WHAT THE TASK REQUIRES: Find each line with the word "into" and copy it.

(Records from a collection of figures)
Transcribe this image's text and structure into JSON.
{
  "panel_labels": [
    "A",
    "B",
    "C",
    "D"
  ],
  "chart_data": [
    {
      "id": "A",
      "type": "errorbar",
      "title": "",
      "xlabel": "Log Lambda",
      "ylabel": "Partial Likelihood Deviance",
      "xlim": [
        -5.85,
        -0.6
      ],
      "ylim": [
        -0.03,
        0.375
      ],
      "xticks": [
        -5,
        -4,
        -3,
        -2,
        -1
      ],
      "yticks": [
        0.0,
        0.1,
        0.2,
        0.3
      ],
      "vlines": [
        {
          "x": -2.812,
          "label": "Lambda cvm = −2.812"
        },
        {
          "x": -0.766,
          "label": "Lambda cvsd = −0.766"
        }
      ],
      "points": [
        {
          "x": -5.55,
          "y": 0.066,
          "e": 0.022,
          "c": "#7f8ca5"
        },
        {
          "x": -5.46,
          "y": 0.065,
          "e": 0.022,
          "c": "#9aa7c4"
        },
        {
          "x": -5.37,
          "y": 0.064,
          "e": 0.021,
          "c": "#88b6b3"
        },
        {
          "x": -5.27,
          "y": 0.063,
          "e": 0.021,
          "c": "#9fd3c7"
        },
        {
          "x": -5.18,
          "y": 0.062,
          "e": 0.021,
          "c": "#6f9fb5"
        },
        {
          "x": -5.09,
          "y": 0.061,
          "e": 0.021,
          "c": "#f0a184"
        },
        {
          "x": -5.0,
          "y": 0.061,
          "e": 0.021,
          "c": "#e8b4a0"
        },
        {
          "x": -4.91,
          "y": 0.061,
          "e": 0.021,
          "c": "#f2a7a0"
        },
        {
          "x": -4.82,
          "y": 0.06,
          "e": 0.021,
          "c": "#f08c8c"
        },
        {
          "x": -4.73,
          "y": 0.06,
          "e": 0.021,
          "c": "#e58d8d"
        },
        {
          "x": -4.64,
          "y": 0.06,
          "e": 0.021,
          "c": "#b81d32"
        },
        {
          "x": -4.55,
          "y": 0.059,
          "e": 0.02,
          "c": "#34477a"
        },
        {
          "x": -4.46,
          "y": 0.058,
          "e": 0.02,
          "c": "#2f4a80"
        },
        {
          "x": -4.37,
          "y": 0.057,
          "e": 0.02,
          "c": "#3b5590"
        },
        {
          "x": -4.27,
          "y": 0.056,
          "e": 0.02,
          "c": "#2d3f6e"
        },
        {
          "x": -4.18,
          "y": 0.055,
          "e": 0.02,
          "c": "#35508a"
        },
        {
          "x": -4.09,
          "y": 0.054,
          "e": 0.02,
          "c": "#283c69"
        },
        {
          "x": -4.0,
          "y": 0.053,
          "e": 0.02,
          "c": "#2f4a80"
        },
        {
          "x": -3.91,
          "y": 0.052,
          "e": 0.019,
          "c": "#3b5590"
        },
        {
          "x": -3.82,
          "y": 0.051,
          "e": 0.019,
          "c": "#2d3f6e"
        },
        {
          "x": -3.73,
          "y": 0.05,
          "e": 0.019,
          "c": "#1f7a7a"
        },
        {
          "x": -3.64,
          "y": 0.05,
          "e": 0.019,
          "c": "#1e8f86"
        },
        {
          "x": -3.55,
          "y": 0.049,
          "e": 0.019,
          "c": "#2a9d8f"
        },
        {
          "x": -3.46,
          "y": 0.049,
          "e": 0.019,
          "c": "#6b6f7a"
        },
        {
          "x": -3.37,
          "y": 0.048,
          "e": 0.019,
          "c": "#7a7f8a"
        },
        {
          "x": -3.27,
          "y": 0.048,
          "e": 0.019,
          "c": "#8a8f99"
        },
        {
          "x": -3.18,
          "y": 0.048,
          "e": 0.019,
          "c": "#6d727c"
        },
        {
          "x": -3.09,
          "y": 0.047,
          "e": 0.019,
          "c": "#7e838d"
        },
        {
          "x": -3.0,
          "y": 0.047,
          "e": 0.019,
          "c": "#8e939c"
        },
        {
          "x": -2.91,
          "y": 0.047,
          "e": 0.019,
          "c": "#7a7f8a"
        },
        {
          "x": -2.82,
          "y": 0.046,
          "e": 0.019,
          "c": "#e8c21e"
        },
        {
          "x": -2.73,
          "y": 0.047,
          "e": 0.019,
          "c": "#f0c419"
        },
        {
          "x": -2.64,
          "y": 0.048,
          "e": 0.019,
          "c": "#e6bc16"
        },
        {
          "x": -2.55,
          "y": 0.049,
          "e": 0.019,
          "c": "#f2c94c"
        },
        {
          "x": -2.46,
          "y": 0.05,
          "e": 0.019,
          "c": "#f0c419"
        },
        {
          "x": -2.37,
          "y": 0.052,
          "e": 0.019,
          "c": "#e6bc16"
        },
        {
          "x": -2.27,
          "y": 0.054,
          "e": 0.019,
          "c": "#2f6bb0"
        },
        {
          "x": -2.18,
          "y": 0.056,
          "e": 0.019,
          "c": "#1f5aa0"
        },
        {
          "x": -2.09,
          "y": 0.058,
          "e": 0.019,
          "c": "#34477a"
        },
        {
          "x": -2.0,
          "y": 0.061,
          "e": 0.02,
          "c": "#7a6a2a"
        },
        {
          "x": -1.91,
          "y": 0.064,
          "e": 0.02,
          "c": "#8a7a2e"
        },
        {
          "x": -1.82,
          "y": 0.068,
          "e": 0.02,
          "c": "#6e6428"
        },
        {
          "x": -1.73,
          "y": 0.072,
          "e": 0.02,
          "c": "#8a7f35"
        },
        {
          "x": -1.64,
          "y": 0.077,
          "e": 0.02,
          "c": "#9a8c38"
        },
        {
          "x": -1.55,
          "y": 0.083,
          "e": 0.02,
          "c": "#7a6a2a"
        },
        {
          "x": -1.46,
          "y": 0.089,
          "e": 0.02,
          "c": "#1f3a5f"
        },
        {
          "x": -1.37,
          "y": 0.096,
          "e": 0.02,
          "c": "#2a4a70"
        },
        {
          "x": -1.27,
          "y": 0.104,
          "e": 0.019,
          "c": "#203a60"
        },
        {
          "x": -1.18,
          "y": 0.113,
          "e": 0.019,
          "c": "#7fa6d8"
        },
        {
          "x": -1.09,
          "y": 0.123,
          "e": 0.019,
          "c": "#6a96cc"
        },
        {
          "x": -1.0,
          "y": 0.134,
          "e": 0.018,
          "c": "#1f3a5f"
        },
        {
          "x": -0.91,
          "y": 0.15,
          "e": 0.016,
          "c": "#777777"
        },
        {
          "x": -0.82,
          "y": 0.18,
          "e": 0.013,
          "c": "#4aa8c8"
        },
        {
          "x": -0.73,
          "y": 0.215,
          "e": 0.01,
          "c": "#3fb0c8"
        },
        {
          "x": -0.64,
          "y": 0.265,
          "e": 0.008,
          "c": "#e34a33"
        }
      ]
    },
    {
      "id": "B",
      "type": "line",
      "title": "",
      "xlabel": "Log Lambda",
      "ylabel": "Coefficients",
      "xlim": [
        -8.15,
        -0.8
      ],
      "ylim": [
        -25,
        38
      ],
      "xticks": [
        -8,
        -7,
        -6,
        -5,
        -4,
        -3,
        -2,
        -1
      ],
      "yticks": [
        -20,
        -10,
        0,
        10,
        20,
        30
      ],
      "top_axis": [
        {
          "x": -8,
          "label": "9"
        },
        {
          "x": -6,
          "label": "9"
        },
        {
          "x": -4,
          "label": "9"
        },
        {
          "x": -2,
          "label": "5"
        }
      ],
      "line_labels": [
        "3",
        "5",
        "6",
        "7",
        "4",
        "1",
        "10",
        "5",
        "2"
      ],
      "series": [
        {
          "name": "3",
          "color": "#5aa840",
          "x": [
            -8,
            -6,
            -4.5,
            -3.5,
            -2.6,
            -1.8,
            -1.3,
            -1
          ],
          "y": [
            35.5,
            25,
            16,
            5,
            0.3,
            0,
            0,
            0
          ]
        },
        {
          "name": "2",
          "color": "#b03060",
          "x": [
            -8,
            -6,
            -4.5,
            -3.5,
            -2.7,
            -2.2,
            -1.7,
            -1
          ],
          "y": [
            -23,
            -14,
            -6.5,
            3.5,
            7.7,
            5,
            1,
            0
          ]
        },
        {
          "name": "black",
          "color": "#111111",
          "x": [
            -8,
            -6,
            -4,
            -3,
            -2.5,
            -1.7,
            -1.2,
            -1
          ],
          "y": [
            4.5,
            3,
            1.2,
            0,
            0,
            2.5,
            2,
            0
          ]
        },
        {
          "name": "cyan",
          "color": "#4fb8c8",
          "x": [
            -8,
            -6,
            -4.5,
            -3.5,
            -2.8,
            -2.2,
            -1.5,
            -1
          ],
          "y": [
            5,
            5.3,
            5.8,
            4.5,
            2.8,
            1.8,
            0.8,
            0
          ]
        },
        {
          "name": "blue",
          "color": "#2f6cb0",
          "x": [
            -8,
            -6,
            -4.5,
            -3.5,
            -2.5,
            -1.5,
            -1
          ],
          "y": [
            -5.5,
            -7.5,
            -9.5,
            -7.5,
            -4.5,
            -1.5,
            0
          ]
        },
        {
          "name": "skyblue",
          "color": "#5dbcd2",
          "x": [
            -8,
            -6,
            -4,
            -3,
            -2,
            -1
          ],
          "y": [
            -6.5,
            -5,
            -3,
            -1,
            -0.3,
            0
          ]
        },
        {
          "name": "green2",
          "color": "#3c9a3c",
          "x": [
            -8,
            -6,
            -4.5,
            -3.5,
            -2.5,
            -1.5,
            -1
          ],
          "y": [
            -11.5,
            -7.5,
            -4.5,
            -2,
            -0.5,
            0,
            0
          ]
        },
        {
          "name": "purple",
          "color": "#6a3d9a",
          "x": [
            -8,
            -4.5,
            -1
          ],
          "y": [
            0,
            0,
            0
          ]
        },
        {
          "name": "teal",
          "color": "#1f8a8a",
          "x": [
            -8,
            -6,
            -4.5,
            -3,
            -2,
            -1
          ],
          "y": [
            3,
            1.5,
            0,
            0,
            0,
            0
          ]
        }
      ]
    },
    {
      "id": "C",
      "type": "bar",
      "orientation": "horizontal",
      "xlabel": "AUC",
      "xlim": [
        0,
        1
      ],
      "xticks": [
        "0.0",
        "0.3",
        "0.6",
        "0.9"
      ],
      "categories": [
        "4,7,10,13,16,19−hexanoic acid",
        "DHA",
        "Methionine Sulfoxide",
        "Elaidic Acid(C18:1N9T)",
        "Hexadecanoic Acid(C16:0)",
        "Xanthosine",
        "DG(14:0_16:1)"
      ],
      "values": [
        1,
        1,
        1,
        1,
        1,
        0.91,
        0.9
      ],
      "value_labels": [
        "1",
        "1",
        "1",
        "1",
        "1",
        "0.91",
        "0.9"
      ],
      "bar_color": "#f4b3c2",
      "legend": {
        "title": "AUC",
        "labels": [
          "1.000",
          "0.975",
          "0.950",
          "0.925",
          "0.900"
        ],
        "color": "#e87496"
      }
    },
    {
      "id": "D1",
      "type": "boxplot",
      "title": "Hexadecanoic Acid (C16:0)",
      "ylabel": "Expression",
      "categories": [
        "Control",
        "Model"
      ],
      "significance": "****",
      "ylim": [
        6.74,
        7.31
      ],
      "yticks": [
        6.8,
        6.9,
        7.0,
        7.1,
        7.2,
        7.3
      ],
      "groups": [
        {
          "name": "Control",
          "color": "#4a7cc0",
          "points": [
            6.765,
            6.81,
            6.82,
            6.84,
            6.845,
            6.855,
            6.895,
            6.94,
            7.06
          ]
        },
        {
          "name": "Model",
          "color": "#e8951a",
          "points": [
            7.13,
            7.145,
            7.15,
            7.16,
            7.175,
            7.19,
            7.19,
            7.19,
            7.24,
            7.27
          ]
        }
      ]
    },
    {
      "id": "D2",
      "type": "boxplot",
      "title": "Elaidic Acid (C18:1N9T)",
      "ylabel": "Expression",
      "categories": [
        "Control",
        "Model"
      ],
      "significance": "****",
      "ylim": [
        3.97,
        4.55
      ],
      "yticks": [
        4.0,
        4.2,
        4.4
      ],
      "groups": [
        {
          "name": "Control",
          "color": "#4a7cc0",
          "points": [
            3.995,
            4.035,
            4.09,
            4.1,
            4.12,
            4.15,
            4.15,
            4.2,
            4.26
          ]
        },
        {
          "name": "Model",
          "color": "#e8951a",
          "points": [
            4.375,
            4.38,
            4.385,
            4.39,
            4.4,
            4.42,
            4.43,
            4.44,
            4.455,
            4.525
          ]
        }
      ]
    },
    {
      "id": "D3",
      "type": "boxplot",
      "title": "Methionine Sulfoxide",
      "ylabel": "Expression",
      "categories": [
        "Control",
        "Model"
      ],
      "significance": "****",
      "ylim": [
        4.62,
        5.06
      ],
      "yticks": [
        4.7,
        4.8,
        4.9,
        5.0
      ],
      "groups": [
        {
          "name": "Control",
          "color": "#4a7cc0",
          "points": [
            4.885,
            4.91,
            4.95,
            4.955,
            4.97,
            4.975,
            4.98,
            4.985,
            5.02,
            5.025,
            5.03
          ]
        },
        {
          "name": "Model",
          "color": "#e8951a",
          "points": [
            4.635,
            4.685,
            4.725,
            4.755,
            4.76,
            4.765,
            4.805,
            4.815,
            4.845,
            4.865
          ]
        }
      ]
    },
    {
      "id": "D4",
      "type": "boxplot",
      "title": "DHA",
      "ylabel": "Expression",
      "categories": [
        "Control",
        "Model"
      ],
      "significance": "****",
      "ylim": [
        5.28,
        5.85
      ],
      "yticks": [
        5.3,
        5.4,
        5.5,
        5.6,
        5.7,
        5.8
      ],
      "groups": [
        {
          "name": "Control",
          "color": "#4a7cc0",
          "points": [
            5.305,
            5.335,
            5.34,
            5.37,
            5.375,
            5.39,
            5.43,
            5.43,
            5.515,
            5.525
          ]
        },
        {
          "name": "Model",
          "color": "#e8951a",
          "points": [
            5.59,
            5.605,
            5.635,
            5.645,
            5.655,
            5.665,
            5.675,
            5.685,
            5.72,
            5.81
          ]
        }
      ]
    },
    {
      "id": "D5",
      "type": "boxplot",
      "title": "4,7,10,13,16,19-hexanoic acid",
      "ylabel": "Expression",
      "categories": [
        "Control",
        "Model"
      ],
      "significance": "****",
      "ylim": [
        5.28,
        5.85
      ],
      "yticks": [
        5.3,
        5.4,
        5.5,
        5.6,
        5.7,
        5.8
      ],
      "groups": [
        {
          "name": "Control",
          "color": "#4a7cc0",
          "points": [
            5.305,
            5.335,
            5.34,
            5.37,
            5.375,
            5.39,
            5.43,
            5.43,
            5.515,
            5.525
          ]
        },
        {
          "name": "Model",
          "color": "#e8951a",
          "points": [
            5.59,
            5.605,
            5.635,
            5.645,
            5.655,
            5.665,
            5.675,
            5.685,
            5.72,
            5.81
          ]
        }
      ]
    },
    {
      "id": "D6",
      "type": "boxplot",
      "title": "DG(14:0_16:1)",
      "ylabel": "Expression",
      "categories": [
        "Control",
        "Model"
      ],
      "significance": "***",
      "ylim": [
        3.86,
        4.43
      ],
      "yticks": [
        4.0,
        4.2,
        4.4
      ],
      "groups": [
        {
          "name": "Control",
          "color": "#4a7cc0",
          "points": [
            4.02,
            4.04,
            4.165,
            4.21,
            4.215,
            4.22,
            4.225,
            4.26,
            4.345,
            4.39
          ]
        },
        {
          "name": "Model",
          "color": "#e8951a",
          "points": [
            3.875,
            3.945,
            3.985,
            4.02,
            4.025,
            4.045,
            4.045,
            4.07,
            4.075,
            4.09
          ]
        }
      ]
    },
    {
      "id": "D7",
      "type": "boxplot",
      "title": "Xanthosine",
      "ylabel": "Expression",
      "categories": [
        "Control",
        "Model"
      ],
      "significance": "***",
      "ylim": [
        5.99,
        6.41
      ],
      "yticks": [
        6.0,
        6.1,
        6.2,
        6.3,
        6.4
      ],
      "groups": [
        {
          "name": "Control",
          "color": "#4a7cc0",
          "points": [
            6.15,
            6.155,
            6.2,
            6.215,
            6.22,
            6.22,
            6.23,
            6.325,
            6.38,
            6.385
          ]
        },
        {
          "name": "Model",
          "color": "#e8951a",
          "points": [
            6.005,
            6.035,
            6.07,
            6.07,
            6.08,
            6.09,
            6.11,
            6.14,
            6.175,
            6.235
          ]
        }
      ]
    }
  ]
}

==

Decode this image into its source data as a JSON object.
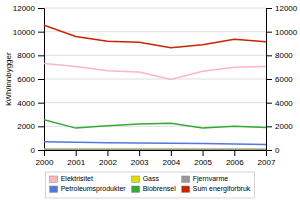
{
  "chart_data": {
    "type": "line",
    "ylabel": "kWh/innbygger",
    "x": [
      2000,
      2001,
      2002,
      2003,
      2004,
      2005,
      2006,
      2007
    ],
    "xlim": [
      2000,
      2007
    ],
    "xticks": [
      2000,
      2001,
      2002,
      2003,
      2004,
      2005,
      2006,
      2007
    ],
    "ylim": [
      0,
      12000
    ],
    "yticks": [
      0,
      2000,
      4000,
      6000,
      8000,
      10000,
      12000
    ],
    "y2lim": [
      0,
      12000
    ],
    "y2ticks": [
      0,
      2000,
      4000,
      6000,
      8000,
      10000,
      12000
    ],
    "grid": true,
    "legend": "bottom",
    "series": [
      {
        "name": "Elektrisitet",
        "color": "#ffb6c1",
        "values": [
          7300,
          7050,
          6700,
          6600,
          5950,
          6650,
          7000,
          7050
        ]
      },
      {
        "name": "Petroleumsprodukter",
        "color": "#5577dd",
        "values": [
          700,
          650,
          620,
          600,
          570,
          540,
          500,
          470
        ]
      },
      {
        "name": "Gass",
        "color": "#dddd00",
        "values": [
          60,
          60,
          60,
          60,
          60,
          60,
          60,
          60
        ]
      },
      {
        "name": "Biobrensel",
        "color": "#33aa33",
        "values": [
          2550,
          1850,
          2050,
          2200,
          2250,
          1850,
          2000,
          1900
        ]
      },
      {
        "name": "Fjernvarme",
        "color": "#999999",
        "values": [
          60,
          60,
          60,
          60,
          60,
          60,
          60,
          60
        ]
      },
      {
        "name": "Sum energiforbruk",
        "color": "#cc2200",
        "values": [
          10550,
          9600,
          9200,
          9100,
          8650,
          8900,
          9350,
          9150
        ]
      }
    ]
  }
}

--

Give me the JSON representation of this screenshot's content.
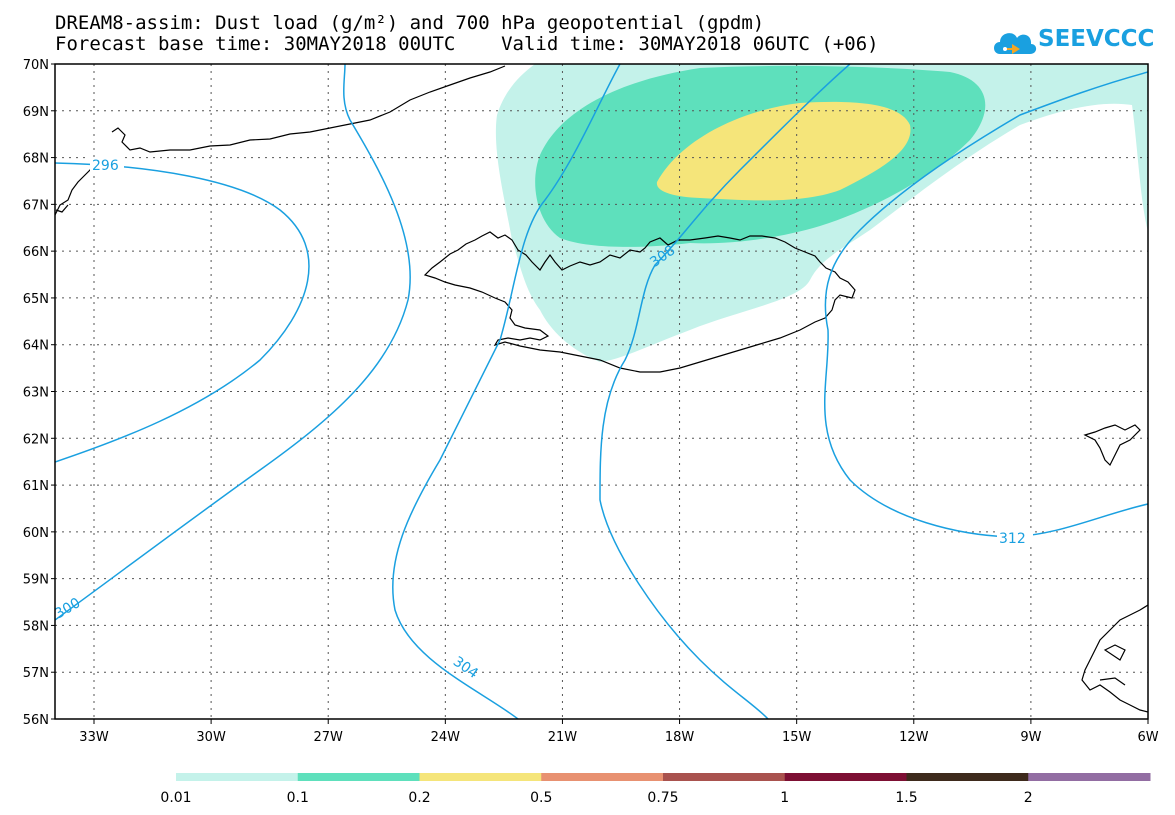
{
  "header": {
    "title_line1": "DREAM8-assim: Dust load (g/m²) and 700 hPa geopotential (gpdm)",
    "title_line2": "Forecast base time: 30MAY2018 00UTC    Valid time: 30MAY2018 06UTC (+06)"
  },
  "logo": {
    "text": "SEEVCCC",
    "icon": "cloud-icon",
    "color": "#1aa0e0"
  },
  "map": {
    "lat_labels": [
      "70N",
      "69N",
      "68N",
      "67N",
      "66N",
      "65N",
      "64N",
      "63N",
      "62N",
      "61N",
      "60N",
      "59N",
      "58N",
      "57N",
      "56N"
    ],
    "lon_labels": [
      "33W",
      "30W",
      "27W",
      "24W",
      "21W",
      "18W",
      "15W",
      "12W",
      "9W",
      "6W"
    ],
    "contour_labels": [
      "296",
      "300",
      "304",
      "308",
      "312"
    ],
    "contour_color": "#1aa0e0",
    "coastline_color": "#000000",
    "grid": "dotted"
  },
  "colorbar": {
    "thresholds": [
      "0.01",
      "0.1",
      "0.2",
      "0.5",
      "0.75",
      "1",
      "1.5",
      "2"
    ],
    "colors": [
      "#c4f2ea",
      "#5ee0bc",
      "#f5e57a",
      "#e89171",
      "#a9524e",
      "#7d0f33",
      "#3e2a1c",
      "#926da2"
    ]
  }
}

SOLVED EXERCISE:
Transcribe this image's text and structure into JSON.
Decode this image into its source data as a JSON object.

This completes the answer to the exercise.